● **The records**:
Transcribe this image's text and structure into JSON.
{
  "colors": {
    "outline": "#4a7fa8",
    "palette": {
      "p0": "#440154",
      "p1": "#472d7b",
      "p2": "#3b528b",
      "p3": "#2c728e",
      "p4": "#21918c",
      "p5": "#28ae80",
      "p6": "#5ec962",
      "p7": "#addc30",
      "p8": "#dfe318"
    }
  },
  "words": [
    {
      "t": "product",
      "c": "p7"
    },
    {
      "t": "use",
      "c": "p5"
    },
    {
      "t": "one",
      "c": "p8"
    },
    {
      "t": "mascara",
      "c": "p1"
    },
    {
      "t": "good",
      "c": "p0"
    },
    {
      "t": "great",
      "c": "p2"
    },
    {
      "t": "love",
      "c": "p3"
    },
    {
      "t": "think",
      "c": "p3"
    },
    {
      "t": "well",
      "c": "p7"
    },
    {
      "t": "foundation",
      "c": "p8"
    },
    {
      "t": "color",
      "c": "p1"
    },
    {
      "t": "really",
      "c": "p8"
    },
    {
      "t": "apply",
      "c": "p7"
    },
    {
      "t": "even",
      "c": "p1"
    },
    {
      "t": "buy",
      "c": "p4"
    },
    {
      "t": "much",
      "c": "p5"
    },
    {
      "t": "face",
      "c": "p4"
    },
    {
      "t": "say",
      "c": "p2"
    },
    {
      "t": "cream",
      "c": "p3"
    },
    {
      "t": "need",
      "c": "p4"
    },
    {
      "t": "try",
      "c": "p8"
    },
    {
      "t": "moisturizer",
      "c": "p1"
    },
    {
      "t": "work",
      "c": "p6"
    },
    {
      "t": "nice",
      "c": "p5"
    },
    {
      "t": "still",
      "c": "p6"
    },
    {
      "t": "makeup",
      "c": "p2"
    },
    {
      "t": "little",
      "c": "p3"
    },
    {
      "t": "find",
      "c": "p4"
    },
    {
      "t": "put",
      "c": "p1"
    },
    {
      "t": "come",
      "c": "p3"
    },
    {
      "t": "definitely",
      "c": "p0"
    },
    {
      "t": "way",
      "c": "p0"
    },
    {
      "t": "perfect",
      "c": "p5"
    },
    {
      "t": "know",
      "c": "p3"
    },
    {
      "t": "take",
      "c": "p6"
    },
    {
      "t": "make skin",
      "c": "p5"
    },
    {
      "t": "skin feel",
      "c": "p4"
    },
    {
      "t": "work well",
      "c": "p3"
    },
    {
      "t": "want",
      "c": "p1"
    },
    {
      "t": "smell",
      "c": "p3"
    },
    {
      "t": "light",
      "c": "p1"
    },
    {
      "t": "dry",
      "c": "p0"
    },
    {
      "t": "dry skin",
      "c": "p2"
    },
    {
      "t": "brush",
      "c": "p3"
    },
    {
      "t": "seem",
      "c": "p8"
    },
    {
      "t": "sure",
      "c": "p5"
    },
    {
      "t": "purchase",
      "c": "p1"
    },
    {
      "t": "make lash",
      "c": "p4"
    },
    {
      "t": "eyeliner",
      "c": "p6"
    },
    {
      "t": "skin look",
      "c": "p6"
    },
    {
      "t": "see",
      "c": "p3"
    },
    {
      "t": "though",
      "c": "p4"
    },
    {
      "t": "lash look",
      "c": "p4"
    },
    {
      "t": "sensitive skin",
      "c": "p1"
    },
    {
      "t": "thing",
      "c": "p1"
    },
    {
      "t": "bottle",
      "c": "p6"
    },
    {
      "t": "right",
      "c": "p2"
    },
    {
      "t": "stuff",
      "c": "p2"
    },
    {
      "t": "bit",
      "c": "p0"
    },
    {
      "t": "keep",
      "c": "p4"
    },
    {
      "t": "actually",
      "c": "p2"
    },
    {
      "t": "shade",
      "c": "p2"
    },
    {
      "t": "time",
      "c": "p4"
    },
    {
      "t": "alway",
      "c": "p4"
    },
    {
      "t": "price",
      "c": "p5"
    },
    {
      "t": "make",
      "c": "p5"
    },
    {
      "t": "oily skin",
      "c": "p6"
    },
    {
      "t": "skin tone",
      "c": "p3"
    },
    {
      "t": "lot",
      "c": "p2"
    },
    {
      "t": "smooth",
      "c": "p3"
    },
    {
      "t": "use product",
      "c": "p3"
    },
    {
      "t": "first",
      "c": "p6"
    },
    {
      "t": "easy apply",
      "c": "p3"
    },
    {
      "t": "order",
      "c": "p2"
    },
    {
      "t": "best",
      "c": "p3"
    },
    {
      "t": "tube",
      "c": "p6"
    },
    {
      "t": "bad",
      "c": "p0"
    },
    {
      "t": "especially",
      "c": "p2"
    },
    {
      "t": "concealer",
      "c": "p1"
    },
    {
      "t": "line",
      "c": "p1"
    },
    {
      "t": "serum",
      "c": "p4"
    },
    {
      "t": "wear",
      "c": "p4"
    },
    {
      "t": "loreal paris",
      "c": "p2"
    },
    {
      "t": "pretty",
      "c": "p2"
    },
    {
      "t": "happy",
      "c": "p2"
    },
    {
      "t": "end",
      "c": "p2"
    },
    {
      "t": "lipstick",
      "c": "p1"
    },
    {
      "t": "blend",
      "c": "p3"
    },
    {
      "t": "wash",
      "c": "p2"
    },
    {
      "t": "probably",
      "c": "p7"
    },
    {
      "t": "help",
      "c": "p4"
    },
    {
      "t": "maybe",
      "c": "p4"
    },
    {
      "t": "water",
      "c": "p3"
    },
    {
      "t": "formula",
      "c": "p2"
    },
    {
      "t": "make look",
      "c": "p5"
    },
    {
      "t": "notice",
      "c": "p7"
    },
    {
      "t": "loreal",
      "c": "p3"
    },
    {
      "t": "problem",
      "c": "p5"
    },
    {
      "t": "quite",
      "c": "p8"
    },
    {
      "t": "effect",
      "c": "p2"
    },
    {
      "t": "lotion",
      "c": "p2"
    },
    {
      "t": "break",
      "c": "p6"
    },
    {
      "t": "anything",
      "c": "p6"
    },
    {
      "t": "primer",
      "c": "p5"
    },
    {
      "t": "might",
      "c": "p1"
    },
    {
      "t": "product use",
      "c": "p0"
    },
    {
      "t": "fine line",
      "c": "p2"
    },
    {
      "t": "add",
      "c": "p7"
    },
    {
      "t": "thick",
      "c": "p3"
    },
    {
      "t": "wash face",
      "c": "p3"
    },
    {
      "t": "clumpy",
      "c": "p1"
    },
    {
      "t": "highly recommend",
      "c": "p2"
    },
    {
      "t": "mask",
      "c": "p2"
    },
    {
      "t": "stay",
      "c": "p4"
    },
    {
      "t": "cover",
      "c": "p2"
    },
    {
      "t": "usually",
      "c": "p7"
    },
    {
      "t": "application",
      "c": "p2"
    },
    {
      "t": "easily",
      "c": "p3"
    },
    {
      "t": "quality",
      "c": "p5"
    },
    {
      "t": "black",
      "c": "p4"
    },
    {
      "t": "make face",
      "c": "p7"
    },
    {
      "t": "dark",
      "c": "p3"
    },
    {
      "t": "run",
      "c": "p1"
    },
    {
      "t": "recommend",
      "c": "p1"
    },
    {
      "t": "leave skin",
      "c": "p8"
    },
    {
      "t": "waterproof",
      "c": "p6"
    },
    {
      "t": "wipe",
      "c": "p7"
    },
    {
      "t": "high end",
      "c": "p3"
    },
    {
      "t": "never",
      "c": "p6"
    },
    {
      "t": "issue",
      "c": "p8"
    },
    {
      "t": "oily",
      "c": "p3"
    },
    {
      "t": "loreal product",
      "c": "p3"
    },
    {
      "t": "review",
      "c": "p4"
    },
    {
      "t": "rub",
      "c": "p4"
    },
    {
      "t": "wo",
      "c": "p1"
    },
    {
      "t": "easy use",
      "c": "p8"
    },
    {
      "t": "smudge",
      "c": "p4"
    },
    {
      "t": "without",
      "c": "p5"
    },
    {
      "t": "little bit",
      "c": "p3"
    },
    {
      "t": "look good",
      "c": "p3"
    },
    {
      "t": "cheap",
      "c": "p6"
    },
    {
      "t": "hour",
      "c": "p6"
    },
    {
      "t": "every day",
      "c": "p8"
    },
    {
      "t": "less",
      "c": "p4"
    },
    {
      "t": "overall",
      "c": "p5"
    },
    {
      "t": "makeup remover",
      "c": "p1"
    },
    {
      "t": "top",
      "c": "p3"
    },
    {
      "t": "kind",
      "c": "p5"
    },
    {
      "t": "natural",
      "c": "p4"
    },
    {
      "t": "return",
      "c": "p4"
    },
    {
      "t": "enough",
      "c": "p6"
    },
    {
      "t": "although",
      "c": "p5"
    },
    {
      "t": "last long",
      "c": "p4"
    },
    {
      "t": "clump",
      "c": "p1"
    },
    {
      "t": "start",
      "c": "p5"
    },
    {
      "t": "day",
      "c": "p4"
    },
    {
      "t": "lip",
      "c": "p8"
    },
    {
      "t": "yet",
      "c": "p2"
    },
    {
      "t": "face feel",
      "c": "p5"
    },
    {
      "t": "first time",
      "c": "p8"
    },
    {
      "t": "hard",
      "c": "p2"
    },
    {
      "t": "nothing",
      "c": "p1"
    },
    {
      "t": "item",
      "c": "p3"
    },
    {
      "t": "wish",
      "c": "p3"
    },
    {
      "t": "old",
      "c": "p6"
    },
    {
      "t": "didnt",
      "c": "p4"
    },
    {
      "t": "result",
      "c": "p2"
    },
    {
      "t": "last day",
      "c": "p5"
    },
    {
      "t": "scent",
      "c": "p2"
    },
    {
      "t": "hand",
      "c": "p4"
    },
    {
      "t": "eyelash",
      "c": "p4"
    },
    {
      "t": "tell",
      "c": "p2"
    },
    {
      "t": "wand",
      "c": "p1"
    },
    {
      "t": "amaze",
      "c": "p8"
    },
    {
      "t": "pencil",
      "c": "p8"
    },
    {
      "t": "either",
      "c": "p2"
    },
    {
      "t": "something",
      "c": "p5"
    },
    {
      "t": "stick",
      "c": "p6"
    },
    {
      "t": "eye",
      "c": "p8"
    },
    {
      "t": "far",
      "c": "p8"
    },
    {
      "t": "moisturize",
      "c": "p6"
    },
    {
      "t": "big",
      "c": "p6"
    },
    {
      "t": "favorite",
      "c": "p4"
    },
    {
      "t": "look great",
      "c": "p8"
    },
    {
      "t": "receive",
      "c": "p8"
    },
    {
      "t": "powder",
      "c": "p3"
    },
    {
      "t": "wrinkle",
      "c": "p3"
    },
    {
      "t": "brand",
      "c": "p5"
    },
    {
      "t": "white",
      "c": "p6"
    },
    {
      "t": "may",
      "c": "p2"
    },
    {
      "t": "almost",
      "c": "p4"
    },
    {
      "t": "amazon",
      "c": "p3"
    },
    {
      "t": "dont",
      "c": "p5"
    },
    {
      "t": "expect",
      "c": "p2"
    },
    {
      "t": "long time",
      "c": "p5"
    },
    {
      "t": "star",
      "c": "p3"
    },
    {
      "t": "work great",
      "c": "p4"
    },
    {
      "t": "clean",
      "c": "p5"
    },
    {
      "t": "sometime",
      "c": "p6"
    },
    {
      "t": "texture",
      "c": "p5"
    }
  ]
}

● **Problem description**:
Find every line with the word "face" and state how many there are, with no other words.

● **Written answer**:
4